▶ TO BE DONE
Find the string "捍衛台灣民主" in the data, then copy every line where it is found.
--- Begin ---
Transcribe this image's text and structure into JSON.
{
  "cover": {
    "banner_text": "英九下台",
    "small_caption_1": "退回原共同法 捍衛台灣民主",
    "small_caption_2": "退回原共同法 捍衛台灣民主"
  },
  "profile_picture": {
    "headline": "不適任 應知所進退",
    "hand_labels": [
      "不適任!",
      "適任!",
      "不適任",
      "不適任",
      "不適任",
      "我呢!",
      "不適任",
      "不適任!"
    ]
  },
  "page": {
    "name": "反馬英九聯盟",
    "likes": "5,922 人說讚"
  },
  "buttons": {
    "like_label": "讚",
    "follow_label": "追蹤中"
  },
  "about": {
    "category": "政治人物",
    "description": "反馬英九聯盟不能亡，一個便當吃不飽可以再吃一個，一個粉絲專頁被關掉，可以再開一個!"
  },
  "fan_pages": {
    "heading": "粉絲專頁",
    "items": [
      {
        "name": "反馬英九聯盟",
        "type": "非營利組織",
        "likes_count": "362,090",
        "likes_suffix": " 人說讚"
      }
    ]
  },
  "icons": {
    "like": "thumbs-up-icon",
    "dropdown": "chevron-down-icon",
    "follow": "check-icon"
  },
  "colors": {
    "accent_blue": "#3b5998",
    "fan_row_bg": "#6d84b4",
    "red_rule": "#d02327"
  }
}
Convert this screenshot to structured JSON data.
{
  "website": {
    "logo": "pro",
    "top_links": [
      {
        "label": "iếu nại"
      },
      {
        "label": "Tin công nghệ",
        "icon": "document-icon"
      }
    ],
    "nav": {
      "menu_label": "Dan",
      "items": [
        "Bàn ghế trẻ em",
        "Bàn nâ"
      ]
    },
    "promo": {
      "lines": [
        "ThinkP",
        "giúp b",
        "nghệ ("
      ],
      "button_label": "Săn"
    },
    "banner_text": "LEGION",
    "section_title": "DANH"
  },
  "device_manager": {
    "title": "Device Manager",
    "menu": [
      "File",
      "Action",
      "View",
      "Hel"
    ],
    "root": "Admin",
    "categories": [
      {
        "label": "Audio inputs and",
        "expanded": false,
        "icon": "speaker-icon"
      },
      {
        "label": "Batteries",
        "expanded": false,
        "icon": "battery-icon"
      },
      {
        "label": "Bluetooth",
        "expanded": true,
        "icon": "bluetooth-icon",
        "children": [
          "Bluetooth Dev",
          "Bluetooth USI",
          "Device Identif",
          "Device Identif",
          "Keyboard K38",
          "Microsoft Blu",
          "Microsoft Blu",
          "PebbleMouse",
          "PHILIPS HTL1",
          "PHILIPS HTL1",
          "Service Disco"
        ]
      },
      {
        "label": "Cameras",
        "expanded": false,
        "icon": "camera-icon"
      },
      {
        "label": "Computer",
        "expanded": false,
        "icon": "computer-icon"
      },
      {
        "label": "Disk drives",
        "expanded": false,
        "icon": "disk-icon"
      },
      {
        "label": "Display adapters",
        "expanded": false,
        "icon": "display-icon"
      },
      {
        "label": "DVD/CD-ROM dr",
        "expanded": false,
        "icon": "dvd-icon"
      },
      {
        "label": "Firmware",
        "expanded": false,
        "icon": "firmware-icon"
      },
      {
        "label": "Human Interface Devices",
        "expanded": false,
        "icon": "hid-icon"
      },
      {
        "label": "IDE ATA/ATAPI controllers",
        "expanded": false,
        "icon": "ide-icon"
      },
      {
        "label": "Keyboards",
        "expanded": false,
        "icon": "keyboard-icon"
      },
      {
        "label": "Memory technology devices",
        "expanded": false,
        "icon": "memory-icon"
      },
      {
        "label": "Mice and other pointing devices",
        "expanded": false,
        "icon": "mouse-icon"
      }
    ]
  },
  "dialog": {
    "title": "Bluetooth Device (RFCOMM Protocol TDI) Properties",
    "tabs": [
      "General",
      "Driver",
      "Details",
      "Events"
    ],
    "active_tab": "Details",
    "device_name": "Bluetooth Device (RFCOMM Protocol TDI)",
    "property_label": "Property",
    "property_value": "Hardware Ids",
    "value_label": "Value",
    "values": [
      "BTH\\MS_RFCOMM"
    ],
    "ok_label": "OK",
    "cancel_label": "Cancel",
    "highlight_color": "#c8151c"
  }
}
--- End ---
▶ ANSWER BELOW
    "small_caption_1": "退回原共同法 捍衛台灣民主",
    "small_caption_2": "退回原共同法 捍衛台灣民主"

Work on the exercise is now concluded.